Filter the entries and keep only the lines where the string "Valore" appears.
begin Input data
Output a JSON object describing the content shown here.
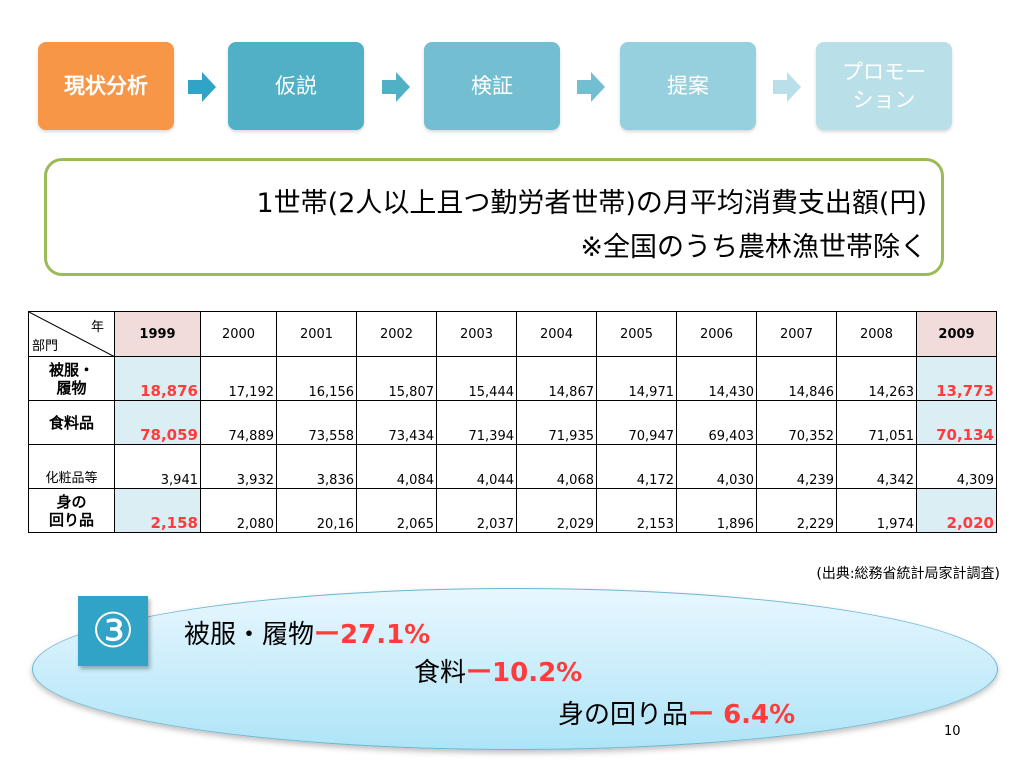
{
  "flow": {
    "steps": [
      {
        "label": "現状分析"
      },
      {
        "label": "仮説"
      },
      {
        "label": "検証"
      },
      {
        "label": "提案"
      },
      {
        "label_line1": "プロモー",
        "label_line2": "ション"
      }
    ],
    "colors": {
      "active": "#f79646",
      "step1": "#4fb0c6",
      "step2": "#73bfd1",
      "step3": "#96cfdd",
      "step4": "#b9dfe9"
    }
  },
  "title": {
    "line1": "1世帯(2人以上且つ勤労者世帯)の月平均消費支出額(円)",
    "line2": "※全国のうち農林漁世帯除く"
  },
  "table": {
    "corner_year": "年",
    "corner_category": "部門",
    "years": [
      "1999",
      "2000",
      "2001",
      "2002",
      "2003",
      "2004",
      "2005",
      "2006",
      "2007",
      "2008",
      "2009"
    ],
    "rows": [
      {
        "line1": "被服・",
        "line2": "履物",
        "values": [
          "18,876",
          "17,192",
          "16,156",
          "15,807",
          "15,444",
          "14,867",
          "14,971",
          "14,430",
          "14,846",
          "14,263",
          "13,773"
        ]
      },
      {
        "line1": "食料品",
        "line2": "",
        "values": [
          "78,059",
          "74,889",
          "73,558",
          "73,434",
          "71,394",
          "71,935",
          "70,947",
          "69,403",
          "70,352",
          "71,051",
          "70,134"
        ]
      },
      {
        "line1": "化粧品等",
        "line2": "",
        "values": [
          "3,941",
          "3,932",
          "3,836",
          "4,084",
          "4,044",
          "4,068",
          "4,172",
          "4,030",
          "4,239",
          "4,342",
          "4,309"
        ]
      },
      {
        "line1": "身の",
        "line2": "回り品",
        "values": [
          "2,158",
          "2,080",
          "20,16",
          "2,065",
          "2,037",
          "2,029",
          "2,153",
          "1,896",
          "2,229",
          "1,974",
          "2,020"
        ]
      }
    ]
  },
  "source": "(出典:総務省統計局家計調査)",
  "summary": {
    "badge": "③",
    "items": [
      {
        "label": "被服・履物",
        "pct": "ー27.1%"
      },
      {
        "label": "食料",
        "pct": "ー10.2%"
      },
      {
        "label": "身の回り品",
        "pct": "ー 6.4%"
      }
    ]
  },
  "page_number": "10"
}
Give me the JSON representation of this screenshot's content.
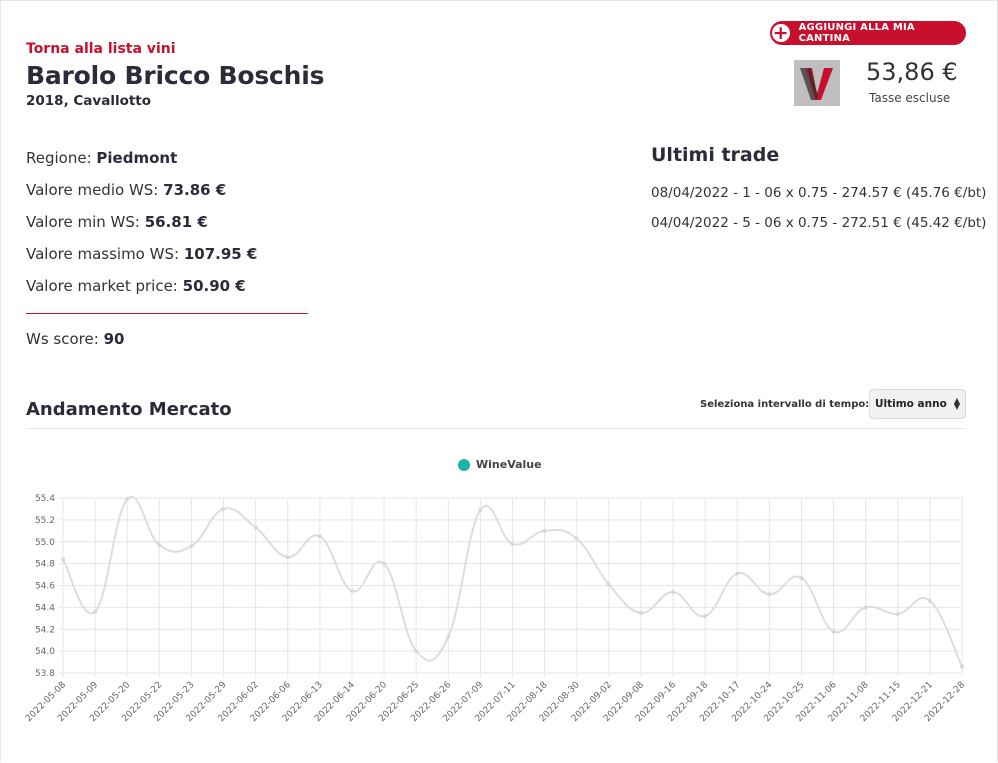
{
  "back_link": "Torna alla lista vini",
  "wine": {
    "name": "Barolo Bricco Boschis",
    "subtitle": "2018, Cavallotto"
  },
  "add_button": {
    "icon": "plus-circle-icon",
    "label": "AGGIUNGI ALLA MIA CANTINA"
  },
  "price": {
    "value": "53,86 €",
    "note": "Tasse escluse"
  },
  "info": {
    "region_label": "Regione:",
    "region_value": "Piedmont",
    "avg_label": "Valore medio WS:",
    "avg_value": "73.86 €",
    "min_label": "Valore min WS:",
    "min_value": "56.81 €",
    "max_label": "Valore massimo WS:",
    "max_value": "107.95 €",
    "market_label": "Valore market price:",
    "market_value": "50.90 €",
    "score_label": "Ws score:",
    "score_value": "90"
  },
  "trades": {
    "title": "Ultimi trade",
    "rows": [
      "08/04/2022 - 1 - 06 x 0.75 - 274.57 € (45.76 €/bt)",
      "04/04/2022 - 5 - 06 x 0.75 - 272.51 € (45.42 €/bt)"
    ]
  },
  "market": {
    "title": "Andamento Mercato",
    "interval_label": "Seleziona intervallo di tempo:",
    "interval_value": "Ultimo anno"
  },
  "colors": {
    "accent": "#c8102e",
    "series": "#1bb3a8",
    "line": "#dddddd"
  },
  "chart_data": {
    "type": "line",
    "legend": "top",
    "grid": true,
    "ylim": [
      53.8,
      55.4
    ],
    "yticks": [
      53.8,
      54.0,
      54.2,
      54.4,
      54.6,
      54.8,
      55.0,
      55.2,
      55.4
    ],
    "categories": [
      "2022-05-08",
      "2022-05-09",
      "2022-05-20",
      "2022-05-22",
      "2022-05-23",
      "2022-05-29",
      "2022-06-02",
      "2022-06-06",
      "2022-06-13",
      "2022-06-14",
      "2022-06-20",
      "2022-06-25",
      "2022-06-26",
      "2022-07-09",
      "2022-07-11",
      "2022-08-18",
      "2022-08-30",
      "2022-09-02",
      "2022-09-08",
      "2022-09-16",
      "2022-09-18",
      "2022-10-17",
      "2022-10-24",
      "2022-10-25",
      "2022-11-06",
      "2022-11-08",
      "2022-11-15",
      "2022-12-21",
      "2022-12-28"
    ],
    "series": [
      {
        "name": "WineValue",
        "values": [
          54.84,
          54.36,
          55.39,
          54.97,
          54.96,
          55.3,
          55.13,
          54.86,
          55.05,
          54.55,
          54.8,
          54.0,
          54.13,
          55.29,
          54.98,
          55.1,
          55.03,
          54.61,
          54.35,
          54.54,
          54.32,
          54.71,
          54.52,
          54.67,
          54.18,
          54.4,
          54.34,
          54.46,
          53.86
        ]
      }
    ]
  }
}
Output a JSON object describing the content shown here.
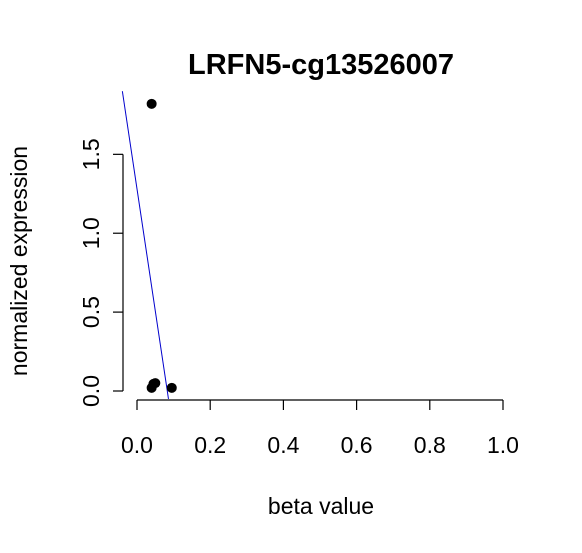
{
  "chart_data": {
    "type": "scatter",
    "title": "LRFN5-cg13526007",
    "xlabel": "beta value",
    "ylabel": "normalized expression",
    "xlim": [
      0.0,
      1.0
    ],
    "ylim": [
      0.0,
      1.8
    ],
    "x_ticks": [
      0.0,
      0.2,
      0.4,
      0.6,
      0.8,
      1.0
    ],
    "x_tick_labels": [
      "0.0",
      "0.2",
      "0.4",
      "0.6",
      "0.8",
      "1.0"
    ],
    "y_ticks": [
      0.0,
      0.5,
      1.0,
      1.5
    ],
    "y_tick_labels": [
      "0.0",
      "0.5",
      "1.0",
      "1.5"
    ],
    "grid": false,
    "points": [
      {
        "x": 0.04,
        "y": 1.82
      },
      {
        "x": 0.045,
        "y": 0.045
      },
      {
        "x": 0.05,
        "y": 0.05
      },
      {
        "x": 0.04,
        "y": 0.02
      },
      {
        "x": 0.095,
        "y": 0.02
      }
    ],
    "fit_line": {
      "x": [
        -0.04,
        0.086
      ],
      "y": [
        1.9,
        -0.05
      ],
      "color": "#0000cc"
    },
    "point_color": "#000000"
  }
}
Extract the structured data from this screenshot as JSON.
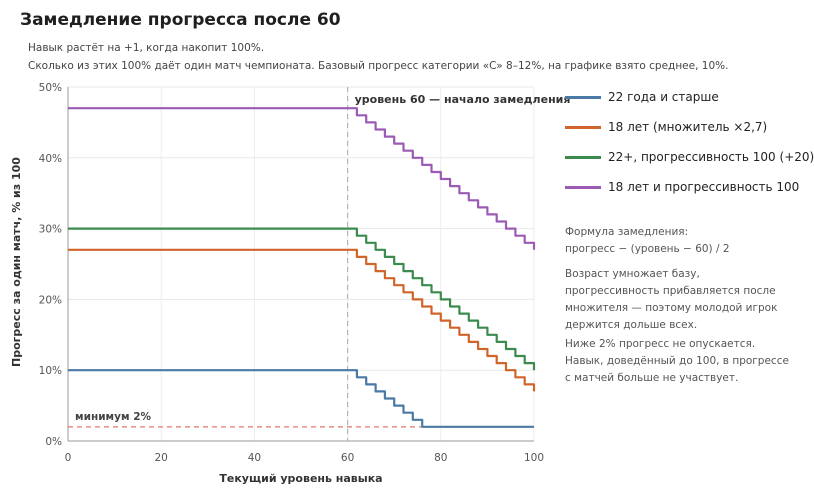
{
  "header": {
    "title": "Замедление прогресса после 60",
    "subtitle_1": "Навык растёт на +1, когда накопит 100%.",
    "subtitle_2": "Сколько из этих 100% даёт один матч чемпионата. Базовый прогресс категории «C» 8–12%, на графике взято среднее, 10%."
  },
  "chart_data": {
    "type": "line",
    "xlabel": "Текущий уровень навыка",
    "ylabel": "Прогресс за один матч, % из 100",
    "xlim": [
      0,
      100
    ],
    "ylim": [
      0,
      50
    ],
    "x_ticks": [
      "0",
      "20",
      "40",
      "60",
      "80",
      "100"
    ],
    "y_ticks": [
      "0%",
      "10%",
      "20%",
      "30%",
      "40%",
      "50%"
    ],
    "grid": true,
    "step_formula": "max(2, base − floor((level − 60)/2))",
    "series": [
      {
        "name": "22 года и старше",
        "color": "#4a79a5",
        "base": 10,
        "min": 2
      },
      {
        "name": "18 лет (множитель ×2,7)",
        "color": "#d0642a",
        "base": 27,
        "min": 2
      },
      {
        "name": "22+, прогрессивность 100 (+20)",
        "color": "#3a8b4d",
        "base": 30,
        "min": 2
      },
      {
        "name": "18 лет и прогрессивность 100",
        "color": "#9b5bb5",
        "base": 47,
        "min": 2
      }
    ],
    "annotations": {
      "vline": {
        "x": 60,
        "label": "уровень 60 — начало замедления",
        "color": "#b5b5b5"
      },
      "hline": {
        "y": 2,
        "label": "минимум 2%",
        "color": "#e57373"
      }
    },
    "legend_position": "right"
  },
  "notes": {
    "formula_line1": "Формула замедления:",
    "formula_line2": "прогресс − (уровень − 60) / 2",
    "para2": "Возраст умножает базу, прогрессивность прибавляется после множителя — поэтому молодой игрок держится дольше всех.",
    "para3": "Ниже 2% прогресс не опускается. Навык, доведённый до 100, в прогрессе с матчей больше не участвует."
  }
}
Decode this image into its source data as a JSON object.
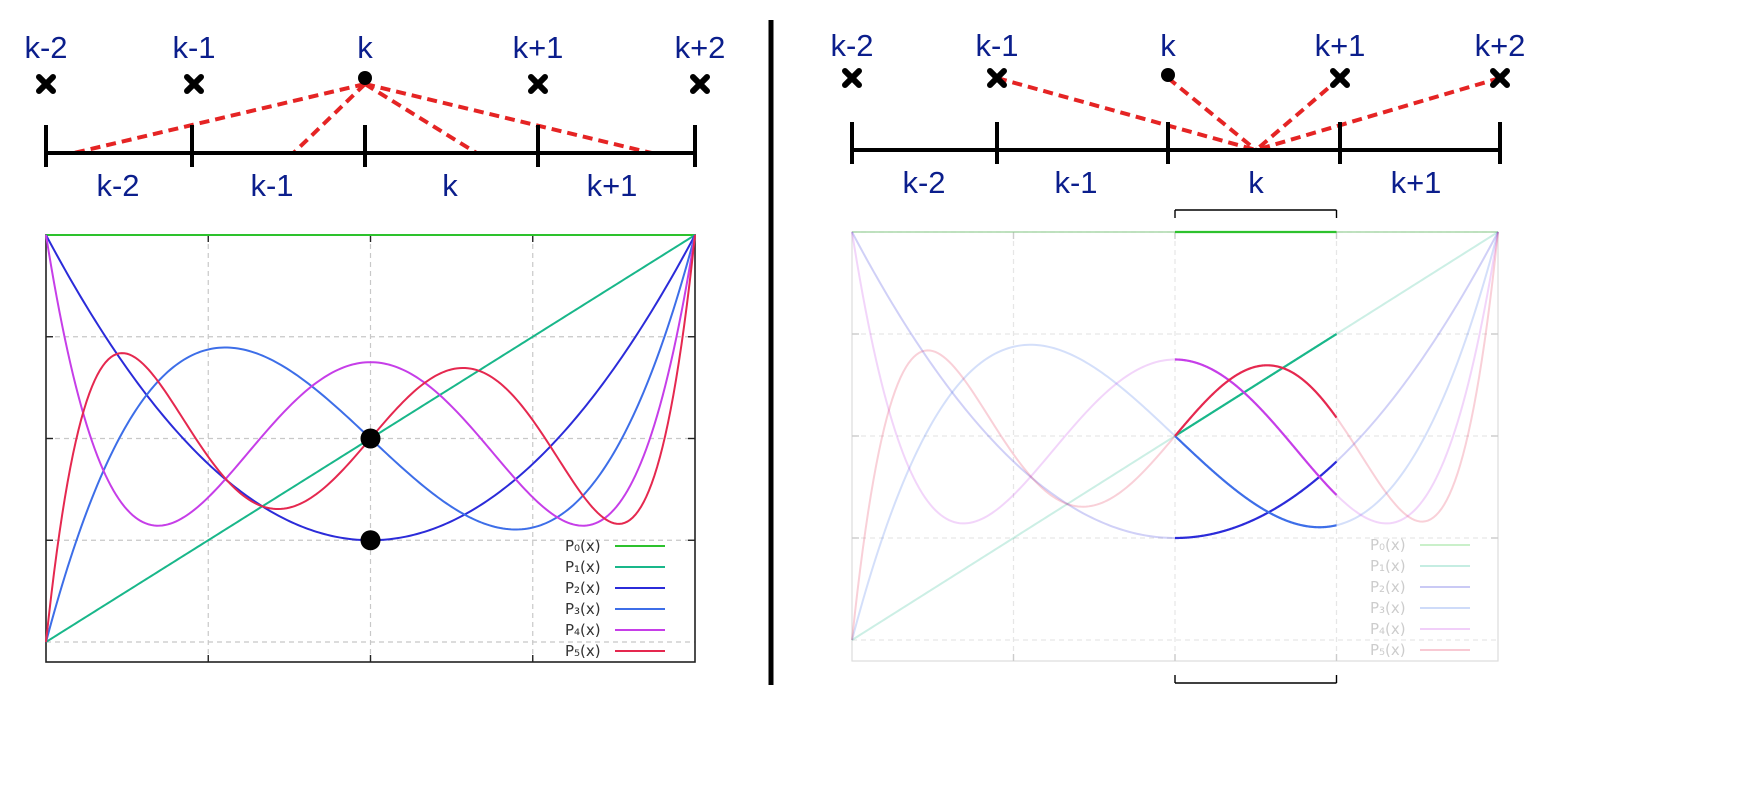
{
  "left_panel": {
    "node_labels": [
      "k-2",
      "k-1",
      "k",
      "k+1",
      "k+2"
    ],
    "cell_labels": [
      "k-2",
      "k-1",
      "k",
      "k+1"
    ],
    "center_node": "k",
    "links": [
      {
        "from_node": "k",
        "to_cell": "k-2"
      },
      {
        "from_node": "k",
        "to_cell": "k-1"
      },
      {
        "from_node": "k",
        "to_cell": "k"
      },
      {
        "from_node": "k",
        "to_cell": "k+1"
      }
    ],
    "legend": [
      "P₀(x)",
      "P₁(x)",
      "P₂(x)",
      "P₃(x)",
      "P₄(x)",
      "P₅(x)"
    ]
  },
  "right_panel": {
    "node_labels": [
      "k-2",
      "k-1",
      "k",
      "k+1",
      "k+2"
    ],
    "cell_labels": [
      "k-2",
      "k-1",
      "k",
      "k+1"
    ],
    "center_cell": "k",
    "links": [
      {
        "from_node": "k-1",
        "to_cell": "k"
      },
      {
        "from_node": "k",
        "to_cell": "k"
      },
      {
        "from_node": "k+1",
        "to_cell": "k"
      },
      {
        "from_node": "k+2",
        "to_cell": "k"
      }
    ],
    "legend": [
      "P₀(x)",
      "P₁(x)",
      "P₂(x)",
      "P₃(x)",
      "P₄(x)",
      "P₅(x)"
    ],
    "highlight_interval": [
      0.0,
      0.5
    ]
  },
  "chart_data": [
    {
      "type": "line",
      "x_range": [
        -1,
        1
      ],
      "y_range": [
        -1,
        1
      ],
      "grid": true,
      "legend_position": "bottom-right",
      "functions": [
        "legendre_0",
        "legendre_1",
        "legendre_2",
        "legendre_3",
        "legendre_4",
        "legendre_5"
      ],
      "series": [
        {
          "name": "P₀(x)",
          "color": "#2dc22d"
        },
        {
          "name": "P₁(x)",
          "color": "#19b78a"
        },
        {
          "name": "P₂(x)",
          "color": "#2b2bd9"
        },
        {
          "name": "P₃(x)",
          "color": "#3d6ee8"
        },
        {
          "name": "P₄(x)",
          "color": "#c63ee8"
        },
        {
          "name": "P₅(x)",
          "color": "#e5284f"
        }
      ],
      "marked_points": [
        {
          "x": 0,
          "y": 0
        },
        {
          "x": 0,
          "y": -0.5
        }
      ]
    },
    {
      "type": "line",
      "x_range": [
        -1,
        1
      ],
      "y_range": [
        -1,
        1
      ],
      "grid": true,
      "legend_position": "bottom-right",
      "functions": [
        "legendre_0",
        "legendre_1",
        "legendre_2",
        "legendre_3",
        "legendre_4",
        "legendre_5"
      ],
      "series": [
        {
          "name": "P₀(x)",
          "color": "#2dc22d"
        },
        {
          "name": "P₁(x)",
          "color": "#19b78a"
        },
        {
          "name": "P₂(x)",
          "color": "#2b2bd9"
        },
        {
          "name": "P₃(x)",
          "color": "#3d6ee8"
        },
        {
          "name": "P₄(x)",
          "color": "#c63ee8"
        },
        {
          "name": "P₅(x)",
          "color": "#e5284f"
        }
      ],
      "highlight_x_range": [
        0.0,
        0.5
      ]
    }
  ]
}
end Input data
* _The completed task_:
    "avg_label": "Valore medio WS:",
    "min_label": "Valore min WS:",
    "max_label": "Valore massimo WS:",
    "market_label": "Valore market price:",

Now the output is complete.